Start RECORDS FOR THIS TASK

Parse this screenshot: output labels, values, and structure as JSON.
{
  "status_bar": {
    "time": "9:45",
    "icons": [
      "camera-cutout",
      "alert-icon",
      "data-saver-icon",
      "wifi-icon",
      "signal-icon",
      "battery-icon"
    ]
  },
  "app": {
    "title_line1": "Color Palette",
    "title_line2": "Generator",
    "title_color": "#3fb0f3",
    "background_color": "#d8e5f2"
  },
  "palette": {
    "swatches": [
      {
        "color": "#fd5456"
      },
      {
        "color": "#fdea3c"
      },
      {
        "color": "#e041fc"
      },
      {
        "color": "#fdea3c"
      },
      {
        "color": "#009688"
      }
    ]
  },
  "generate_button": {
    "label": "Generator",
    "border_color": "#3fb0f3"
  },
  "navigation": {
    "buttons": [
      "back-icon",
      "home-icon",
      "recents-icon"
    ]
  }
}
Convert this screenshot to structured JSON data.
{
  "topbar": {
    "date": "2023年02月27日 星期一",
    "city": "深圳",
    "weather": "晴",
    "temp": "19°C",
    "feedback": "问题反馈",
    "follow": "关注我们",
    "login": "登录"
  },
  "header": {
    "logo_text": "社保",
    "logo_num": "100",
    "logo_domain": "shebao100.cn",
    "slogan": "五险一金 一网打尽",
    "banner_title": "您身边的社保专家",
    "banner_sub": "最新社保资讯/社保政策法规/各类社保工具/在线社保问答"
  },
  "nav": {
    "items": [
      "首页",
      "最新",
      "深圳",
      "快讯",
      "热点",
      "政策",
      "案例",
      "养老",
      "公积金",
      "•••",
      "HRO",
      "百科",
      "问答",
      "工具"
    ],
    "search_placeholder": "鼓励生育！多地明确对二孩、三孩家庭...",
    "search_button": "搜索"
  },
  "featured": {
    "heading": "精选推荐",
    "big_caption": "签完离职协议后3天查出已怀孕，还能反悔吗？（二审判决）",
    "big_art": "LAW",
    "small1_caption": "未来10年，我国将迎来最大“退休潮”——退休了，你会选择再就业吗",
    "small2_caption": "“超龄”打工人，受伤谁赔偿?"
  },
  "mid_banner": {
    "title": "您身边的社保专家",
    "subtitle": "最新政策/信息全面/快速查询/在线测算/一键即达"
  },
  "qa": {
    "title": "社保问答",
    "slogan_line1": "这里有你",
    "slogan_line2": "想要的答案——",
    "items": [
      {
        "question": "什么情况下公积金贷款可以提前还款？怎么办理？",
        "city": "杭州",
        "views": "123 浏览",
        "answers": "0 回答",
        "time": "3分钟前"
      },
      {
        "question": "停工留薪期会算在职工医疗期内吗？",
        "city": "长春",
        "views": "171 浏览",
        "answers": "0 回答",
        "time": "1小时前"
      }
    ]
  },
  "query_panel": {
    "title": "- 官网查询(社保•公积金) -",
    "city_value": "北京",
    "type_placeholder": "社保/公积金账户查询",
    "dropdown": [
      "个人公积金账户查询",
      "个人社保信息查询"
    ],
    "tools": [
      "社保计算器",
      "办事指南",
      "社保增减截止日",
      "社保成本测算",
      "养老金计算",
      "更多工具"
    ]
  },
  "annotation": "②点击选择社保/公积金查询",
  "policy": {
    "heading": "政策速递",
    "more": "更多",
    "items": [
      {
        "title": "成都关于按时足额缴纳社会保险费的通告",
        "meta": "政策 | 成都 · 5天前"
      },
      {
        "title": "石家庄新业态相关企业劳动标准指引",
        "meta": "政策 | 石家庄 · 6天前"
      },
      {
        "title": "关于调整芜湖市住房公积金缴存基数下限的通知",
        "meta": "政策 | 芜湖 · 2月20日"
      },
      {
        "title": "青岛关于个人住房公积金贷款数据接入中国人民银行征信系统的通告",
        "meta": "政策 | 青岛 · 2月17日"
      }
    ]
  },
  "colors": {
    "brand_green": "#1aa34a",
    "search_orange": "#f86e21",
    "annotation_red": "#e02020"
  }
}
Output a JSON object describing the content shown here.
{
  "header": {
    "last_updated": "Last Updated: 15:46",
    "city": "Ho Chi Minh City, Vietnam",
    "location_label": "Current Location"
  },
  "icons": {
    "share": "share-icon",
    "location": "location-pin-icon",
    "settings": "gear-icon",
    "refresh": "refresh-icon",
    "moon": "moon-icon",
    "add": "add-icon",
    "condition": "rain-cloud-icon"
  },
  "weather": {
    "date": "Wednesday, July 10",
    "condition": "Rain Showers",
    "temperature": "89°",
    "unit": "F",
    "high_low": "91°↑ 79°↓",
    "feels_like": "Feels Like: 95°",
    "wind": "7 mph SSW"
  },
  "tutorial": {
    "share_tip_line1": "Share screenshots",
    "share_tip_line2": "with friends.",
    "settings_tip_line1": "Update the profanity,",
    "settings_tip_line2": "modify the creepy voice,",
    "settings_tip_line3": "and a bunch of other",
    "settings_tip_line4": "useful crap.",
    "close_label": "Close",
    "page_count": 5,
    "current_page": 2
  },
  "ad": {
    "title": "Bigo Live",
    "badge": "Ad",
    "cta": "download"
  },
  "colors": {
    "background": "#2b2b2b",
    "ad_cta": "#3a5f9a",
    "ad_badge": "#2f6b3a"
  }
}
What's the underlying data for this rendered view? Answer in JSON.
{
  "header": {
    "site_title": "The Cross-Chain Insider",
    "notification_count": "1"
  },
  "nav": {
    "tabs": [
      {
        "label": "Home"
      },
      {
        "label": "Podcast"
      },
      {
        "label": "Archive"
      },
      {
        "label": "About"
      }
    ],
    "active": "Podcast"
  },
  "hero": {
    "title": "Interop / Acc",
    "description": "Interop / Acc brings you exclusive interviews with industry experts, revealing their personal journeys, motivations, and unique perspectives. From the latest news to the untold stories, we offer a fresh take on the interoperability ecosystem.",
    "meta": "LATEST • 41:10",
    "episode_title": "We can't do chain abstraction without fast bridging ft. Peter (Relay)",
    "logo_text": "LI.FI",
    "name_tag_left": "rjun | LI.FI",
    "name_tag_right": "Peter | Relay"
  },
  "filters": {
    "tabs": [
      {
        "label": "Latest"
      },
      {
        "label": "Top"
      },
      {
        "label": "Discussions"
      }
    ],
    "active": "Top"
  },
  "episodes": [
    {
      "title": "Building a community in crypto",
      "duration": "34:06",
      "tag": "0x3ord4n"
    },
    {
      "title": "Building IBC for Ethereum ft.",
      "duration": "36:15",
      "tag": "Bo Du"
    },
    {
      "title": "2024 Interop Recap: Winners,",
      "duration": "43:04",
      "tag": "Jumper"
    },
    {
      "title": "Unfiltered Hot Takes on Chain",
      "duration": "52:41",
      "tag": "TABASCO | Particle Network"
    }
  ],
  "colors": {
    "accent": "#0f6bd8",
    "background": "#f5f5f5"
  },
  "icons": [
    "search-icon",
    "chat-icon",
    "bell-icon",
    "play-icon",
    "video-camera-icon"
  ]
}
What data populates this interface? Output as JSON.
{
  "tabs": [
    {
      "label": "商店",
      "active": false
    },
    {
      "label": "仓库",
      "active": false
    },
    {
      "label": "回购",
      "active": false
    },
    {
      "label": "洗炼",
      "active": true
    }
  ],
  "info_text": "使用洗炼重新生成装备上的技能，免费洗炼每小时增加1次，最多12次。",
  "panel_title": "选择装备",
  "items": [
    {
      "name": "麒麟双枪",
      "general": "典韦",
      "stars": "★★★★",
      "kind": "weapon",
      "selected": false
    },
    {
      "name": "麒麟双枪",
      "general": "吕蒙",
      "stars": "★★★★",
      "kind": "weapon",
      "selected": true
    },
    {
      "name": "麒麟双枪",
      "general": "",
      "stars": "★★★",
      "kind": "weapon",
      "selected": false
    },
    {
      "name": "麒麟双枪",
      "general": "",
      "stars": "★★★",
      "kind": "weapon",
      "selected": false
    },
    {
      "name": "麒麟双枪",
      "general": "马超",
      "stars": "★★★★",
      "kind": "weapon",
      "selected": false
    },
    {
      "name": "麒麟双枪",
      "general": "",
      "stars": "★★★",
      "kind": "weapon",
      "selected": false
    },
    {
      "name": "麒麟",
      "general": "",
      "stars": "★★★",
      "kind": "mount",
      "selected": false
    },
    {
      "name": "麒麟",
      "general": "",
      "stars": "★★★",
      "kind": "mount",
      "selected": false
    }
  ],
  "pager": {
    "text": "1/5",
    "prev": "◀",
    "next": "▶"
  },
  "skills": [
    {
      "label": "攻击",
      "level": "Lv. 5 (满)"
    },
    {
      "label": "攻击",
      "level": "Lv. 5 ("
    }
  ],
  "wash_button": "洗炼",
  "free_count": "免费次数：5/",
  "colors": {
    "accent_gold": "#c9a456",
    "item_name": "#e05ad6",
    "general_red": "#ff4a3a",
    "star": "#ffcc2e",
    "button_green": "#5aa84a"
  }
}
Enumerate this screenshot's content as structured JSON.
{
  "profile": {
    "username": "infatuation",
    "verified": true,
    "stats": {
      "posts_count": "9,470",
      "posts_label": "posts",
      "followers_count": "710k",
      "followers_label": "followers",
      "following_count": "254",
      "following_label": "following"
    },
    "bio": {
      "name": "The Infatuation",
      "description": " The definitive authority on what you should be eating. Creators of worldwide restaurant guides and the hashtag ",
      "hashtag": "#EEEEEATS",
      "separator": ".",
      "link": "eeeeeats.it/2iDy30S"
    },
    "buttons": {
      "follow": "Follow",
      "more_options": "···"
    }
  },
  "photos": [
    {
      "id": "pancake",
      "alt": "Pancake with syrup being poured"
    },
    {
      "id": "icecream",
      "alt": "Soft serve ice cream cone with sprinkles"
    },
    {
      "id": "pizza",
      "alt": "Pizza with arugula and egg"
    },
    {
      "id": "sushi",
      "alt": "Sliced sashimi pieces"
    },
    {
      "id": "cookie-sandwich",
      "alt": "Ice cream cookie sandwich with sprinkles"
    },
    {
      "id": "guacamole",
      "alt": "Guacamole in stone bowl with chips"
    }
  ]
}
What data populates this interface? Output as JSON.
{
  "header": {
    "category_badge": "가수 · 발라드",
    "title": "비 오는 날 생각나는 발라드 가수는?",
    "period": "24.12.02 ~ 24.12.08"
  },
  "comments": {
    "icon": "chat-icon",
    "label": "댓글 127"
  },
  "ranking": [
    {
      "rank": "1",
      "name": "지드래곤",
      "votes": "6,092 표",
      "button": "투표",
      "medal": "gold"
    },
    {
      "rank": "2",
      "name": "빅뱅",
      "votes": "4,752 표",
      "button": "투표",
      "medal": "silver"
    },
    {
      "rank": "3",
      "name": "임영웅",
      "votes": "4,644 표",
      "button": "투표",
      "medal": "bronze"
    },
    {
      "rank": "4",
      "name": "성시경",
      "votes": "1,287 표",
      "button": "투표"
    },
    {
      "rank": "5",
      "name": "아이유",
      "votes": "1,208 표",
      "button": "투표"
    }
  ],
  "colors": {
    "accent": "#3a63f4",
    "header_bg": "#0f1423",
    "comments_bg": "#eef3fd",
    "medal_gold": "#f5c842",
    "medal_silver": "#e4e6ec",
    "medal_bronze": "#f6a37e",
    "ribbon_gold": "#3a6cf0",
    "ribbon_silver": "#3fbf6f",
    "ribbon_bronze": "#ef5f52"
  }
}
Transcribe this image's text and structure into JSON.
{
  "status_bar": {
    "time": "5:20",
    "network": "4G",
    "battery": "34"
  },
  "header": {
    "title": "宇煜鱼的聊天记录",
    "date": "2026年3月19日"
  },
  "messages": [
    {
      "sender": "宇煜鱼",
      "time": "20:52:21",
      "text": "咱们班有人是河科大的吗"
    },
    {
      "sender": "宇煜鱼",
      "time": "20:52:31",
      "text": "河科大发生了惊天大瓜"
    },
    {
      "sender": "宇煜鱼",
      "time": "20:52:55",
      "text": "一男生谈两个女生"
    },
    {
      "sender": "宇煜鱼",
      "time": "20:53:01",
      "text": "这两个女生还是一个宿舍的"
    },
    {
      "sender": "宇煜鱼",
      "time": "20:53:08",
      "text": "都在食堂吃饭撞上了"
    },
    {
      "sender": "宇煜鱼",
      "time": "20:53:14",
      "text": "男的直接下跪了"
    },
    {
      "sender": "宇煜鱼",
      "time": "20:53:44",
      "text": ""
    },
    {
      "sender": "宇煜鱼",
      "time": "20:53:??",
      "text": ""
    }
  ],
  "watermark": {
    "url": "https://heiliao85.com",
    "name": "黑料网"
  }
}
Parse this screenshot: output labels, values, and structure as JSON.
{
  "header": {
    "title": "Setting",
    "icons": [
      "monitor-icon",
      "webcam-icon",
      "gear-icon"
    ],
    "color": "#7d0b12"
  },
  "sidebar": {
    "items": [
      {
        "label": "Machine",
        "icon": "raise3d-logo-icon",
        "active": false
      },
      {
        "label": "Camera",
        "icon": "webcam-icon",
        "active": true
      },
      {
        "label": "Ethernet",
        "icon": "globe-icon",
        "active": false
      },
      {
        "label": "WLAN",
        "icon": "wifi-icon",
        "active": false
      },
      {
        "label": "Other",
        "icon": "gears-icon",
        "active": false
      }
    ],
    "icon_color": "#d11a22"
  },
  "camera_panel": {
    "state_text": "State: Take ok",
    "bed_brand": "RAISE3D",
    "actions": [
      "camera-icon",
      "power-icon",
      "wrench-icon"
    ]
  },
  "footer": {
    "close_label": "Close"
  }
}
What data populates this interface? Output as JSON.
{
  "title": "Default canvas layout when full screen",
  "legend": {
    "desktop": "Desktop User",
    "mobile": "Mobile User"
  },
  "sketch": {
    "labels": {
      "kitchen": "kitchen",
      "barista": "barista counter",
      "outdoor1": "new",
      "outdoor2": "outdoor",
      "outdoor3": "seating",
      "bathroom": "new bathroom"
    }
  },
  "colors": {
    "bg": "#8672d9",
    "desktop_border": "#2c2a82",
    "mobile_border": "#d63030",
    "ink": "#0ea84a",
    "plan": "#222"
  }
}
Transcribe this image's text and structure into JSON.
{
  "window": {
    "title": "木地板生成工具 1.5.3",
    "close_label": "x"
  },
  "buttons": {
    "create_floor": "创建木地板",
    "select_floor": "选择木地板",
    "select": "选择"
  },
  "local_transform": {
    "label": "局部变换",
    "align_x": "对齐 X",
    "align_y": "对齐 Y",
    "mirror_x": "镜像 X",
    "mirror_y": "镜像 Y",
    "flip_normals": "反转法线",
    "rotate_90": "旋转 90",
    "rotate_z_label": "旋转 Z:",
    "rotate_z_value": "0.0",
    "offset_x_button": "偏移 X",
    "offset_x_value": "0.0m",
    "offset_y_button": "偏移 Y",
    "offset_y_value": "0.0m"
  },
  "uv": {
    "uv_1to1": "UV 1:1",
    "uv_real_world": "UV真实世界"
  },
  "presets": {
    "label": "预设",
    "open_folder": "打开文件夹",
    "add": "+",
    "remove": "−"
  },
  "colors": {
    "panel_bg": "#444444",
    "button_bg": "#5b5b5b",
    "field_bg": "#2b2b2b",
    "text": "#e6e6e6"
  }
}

End RECORDS FOR THIS TASK

_EXERCISE OBJECTIVE:_
Identify every line above with the string "structured" in it. Copy those lines.

_SOLUTION FOR THIS TASK:_
Convert this screenshot to structured JSON data.
Enumerate this screenshot's content as structured JSON.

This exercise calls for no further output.